Goal ▸
Drop all images and give the records again exactly.

* * * *

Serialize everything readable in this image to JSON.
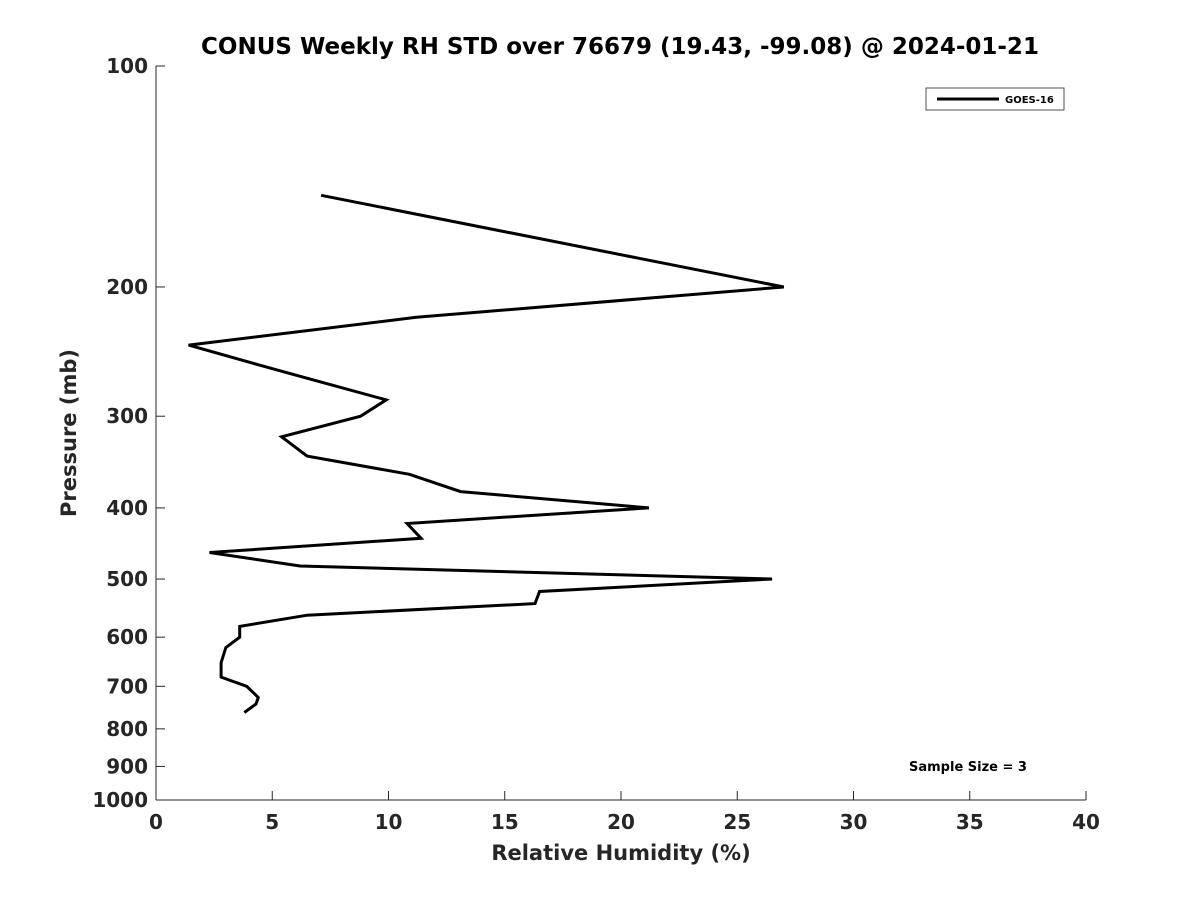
{
  "chart_data": {
    "type": "line",
    "title": "CONUS Weekly RH STD over 76679 (19.43, -99.08) @ 2024-01-21",
    "xlabel": "Relative Humidity (%)",
    "ylabel": "Pressure (mb)",
    "xlim": [
      0,
      40
    ],
    "ylim": [
      100,
      1000
    ],
    "y_scale": "log",
    "y_direction": "reversed",
    "grid": false,
    "legend_position": "top-right",
    "x_ticks": [
      "0",
      "5",
      "10",
      "15",
      "20",
      "25",
      "30",
      "35",
      "40"
    ],
    "y_ticks": [
      "100",
      "200",
      "300",
      "400",
      "500",
      "600",
      "700",
      "800",
      "900",
      "1000"
    ],
    "annotation": "Sample Size = 3",
    "series": [
      {
        "name": "GOES-16",
        "color": "#000000",
        "points": [
          {
            "x": 7.1,
            "y": 150
          },
          {
            "x": 27.0,
            "y": 200
          },
          {
            "x": 11.2,
            "y": 220
          },
          {
            "x": 1.4,
            "y": 240
          },
          {
            "x": 5.3,
            "y": 260
          },
          {
            "x": 9.9,
            "y": 285
          },
          {
            "x": 8.8,
            "y": 300
          },
          {
            "x": 5.4,
            "y": 320
          },
          {
            "x": 6.5,
            "y": 340
          },
          {
            "x": 10.9,
            "y": 360
          },
          {
            "x": 13.1,
            "y": 380
          },
          {
            "x": 21.2,
            "y": 400
          },
          {
            "x": 10.8,
            "y": 420
          },
          {
            "x": 11.4,
            "y": 440
          },
          {
            "x": 2.3,
            "y": 460
          },
          {
            "x": 6.2,
            "y": 480
          },
          {
            "x": 26.5,
            "y": 500
          },
          {
            "x": 16.5,
            "y": 520
          },
          {
            "x": 16.3,
            "y": 540
          },
          {
            "x": 6.5,
            "y": 560
          },
          {
            "x": 3.6,
            "y": 580
          },
          {
            "x": 3.6,
            "y": 600
          },
          {
            "x": 3.0,
            "y": 620
          },
          {
            "x": 2.8,
            "y": 650
          },
          {
            "x": 2.8,
            "y": 680
          },
          {
            "x": 3.9,
            "y": 700
          },
          {
            "x": 4.4,
            "y": 725
          },
          {
            "x": 4.3,
            "y": 740
          },
          {
            "x": 3.8,
            "y": 760
          }
        ]
      }
    ]
  }
}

* * * *

Final answer ▸
Serialize everything readable in this image to JSON.
{
  "chart_data": {
    "type": "line",
    "title": "CONUS Weekly RH STD over 76679 (19.43, -99.08) @ 2024-01-21",
    "xlabel": "Relative Humidity (%)",
    "ylabel": "Pressure (mb)",
    "xlim": [
      0,
      40
    ],
    "ylim": [
      100,
      1000
    ],
    "y_scale": "log",
    "y_direction": "reversed",
    "grid": false,
    "legend_position": "top-right",
    "x_ticks": [
      "0",
      "5",
      "10",
      "15",
      "20",
      "25",
      "30",
      "35",
      "40"
    ],
    "y_ticks": [
      "100",
      "200",
      "300",
      "400",
      "500",
      "600",
      "700",
      "800",
      "900",
      "1000"
    ],
    "annotation": "Sample Size = 3",
    "series": [
      {
        "name": "GOES-16",
        "color": "#000000",
        "points": [
          {
            "x": 7.1,
            "y": 150
          },
          {
            "x": 27.0,
            "y": 200
          },
          {
            "x": 11.2,
            "y": 220
          },
          {
            "x": 1.4,
            "y": 240
          },
          {
            "x": 5.3,
            "y": 260
          },
          {
            "x": 9.9,
            "y": 285
          },
          {
            "x": 8.8,
            "y": 300
          },
          {
            "x": 5.4,
            "y": 320
          },
          {
            "x": 6.5,
            "y": 340
          },
          {
            "x": 10.9,
            "y": 360
          },
          {
            "x": 13.1,
            "y": 380
          },
          {
            "x": 21.2,
            "y": 400
          },
          {
            "x": 10.8,
            "y": 420
          },
          {
            "x": 11.4,
            "y": 440
          },
          {
            "x": 2.3,
            "y": 460
          },
          {
            "x": 6.2,
            "y": 480
          },
          {
            "x": 26.5,
            "y": 500
          },
          {
            "x": 16.5,
            "y": 520
          },
          {
            "x": 16.3,
            "y": 540
          },
          {
            "x": 6.5,
            "y": 560
          },
          {
            "x": 3.6,
            "y": 580
          },
          {
            "x": 3.6,
            "y": 600
          },
          {
            "x": 3.0,
            "y": 620
          },
          {
            "x": 2.8,
            "y": 650
          },
          {
            "x": 2.8,
            "y": 680
          },
          {
            "x": 3.9,
            "y": 700
          },
          {
            "x": 4.4,
            "y": 725
          },
          {
            "x": 4.3,
            "y": 740
          },
          {
            "x": 3.8,
            "y": 760
          }
        ]
      }
    ]
  }
}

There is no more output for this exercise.